[Opening Exercise material section]
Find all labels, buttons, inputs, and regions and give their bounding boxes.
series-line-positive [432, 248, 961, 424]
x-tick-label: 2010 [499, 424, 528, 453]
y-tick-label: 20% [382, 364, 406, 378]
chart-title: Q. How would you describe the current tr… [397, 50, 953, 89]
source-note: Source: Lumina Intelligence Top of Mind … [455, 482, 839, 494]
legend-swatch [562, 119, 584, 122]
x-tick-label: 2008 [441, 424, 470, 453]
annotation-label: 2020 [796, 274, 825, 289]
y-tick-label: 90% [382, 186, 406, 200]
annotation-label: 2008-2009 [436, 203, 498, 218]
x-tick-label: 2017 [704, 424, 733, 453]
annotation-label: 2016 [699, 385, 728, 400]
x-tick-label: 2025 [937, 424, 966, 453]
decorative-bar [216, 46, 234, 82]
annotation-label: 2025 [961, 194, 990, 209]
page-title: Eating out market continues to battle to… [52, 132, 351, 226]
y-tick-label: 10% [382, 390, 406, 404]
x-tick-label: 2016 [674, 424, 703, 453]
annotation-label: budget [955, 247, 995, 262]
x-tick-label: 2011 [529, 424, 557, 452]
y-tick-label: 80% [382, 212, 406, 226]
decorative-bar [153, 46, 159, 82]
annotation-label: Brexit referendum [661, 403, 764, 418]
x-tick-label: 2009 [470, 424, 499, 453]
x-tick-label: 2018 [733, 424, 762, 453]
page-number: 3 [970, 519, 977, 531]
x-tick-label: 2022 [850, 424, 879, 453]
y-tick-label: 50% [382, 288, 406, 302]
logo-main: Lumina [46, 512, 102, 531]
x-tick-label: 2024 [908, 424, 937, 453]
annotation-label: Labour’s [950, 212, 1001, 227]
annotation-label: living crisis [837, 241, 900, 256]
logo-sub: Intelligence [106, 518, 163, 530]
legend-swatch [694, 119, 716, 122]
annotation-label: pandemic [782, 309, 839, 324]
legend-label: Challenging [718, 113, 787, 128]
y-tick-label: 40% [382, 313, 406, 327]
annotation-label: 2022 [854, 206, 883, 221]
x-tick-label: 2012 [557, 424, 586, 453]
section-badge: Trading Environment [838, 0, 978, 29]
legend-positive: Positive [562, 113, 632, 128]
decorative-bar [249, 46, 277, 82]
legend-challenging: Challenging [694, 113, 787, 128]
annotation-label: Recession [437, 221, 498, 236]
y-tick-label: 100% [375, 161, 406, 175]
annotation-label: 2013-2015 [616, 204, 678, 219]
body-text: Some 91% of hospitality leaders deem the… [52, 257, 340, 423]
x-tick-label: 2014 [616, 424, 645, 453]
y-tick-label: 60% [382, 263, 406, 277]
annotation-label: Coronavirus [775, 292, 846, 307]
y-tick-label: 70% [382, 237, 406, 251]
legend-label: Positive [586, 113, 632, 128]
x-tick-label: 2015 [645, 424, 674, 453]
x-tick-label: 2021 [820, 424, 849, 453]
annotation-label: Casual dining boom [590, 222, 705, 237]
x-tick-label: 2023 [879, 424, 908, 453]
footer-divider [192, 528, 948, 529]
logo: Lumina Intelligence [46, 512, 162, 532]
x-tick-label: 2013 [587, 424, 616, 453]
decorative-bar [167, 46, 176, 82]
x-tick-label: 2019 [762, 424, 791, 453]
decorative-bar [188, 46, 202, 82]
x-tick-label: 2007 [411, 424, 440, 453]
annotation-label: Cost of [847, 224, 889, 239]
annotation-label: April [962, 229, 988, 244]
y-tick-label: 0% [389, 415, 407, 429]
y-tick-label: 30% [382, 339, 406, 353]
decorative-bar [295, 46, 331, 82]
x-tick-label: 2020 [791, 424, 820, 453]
[Closing Exercise material section]
[Opening Exercise material section]
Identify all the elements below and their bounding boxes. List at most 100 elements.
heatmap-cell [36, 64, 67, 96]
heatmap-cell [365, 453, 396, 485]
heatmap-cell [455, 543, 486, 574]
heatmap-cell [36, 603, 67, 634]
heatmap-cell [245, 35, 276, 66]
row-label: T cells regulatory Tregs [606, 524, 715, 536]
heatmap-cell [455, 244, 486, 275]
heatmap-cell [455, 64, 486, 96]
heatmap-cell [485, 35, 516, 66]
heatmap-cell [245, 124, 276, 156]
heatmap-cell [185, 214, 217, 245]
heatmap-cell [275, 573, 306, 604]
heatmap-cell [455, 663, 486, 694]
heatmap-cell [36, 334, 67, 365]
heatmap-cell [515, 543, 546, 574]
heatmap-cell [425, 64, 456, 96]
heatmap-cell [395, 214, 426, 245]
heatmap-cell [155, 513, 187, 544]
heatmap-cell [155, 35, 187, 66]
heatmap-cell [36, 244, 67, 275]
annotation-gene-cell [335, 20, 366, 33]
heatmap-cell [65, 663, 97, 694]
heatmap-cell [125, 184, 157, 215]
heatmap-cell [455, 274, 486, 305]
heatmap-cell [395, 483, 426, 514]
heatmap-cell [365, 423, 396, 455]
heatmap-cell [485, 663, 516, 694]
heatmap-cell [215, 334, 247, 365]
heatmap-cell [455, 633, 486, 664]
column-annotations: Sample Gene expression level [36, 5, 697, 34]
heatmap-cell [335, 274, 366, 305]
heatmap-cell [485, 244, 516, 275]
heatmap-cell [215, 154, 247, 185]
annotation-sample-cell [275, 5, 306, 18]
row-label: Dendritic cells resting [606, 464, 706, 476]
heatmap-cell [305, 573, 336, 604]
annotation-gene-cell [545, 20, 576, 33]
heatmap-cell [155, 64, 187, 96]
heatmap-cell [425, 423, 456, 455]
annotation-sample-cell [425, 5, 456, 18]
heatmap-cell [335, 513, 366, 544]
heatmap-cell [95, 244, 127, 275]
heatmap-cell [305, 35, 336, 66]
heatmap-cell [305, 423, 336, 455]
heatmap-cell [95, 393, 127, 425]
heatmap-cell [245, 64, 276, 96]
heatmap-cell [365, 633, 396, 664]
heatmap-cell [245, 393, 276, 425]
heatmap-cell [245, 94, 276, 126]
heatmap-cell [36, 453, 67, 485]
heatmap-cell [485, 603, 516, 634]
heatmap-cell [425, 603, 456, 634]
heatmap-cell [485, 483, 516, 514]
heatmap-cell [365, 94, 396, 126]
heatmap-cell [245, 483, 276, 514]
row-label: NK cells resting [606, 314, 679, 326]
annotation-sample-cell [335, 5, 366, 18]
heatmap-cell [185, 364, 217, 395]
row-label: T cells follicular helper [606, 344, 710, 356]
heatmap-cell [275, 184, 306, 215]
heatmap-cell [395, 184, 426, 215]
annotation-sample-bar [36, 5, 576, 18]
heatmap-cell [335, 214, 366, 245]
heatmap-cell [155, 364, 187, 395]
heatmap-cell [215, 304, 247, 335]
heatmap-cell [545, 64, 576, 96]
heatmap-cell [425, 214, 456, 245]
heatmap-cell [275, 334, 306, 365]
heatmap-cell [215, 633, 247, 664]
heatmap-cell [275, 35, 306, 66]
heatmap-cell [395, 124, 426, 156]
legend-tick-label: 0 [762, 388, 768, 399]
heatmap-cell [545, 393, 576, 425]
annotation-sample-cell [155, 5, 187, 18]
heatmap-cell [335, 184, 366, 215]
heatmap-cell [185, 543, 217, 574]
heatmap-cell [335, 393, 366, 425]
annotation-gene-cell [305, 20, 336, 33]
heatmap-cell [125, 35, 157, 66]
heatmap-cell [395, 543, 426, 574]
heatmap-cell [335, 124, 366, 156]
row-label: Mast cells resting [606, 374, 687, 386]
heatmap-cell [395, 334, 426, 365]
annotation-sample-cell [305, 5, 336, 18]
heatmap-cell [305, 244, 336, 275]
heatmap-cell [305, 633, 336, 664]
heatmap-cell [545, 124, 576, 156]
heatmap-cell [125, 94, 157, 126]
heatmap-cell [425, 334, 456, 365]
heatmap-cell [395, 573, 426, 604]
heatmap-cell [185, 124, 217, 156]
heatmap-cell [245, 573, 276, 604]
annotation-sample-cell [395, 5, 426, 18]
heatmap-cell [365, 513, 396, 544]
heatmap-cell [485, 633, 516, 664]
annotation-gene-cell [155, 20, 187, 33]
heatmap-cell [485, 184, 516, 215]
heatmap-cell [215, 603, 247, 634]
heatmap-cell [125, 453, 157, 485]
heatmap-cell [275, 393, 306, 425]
[Closing Exercise material section]
[Opening Exercise material section]
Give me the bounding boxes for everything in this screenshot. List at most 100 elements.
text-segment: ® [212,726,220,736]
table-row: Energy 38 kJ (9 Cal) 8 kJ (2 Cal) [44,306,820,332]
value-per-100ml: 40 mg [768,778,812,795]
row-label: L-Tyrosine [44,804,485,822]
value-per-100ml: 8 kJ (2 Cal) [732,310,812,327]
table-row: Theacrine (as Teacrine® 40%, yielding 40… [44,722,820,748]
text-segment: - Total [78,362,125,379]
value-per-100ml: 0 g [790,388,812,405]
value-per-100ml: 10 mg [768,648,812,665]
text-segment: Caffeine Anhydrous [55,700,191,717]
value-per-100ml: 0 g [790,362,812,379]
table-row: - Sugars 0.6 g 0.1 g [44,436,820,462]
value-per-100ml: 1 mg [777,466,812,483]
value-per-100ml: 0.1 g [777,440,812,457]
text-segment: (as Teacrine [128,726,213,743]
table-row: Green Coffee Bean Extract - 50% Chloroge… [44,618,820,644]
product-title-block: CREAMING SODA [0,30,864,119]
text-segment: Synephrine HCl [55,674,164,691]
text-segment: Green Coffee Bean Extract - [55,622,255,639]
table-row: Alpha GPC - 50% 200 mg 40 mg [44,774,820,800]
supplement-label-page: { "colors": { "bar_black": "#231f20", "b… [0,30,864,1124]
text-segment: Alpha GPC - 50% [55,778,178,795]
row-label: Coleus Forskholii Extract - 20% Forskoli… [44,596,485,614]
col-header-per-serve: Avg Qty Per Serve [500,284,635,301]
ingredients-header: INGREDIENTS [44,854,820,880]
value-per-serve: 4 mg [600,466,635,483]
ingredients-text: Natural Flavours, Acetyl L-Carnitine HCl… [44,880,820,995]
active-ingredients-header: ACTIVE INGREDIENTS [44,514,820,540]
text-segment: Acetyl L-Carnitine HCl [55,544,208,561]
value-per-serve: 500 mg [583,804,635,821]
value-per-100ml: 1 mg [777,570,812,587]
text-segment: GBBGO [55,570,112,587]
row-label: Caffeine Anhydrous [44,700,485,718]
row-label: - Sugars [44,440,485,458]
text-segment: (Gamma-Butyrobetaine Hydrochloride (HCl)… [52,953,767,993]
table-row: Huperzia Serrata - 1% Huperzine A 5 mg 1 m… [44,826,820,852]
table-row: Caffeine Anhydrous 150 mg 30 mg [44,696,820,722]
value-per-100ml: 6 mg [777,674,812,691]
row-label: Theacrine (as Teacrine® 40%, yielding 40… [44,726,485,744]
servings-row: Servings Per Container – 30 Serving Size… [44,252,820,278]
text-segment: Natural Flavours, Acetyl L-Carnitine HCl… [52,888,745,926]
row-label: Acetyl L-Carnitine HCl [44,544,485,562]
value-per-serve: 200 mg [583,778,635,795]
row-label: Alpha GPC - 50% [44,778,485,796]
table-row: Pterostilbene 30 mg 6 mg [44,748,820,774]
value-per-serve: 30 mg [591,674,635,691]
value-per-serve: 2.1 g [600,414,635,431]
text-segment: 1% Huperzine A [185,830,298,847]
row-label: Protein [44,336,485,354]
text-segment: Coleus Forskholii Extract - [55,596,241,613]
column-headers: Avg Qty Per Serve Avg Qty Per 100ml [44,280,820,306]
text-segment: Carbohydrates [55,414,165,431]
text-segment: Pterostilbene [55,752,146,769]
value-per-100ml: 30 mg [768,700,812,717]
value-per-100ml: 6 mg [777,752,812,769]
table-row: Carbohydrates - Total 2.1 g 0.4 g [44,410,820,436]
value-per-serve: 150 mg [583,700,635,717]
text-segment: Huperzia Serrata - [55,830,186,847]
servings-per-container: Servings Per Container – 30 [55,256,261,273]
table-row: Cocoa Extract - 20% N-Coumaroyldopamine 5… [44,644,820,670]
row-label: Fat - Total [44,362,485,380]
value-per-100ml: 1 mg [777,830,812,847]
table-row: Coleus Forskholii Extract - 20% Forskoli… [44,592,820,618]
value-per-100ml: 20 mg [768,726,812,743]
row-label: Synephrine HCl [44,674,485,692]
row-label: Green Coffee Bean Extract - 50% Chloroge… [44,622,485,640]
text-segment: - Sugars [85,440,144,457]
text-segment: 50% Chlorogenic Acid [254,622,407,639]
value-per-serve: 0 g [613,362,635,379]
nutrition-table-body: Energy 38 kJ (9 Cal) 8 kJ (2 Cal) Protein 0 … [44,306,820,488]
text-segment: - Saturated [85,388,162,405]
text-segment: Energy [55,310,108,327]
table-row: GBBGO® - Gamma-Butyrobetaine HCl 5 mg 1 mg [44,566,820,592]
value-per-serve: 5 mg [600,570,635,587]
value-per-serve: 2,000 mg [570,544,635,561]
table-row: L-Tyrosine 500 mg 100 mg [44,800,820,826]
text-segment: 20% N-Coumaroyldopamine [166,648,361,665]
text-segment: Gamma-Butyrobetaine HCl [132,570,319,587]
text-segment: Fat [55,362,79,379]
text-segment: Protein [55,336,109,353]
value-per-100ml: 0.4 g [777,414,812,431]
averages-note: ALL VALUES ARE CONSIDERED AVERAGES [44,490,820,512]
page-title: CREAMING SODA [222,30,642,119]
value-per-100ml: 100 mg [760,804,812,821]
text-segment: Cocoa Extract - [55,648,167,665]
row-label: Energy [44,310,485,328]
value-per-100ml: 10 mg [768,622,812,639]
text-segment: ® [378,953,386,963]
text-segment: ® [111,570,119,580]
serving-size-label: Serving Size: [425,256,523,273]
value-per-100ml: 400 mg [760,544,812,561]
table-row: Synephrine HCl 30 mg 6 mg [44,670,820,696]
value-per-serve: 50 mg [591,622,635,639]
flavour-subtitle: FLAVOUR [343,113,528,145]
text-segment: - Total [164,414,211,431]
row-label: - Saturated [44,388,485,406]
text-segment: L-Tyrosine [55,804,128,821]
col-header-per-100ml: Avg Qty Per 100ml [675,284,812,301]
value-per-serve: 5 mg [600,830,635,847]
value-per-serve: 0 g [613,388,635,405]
[Closing Exercise material section]
Identify each line in the records above containing the word "Servings"; copy those lines.

servings-row: Servings Per Container – 30 Serving Size… [44,252,820,278]
servings-per-container: Servings Per Container – 30 [55,256,261,273]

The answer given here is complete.